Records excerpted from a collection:
==========

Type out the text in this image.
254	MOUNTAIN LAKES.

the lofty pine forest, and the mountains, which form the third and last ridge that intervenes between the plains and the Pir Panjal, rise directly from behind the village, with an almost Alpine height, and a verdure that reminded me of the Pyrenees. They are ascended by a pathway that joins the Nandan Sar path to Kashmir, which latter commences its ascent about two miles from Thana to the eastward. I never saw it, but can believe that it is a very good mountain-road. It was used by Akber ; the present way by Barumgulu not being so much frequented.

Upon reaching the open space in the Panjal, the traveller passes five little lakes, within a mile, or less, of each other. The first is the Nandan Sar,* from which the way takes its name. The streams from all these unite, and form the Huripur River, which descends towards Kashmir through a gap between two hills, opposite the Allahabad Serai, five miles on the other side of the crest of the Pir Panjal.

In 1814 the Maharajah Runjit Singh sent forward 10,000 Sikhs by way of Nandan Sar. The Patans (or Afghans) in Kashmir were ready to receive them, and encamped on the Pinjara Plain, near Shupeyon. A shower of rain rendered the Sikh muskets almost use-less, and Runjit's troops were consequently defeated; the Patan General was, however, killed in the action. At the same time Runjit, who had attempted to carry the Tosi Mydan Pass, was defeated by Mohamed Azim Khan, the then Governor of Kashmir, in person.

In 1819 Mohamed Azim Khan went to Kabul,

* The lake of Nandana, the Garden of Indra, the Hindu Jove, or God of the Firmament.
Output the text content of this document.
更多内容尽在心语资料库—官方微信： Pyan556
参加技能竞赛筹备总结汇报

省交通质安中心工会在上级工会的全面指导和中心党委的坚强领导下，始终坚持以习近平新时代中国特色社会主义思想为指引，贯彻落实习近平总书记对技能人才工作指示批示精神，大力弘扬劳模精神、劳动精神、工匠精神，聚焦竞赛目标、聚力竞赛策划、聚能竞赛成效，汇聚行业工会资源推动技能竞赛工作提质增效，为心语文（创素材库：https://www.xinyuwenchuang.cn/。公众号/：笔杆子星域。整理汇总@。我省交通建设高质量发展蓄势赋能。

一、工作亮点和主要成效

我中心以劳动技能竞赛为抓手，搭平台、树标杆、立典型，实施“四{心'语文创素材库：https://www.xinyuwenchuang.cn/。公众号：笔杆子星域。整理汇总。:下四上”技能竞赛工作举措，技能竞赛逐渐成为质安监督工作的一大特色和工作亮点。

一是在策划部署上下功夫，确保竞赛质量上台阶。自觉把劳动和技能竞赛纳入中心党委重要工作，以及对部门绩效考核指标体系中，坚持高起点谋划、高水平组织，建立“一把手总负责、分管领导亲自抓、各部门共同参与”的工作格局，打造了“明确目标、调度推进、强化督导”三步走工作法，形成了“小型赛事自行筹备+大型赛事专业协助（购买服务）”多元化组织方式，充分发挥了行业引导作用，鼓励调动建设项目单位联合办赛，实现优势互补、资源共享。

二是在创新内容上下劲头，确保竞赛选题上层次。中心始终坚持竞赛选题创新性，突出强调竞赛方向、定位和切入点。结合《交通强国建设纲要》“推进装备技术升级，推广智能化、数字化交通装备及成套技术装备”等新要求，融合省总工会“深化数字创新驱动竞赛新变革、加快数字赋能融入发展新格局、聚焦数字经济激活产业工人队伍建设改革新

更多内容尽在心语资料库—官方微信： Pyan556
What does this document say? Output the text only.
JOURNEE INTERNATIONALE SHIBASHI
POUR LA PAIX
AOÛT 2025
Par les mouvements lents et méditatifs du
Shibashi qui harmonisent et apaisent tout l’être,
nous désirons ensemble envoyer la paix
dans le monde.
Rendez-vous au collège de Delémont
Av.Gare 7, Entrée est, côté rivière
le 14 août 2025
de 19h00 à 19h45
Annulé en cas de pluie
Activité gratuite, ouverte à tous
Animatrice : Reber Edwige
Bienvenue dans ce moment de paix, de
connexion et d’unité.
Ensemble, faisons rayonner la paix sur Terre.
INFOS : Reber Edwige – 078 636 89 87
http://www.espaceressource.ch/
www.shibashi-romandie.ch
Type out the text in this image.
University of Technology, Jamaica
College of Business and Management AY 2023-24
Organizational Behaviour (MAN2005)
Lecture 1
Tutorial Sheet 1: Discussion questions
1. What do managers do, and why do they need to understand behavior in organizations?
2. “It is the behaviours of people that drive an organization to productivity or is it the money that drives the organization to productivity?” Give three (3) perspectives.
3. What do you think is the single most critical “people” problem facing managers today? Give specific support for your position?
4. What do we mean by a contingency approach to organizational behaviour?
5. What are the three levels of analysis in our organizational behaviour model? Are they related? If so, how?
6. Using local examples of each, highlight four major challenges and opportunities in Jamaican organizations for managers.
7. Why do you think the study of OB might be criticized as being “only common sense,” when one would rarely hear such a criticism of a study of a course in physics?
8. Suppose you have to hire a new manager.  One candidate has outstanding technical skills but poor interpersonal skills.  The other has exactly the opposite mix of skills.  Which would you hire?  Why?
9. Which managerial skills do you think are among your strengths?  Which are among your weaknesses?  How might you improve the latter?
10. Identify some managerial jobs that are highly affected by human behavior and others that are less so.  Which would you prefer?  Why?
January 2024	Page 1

==========

WHAT IS EXPECTED:
Search the listing above for the string "Give". Copy every line that contains it.

COMPLETE ANSWER:
2. “It is the behaviours of people that drive an organization to productivity or is it the money that drives the organization to productivity?” Give three (3) perspectives.
3. What do you think is the single most critical “people” problem facing managers today? Give specific support for your position?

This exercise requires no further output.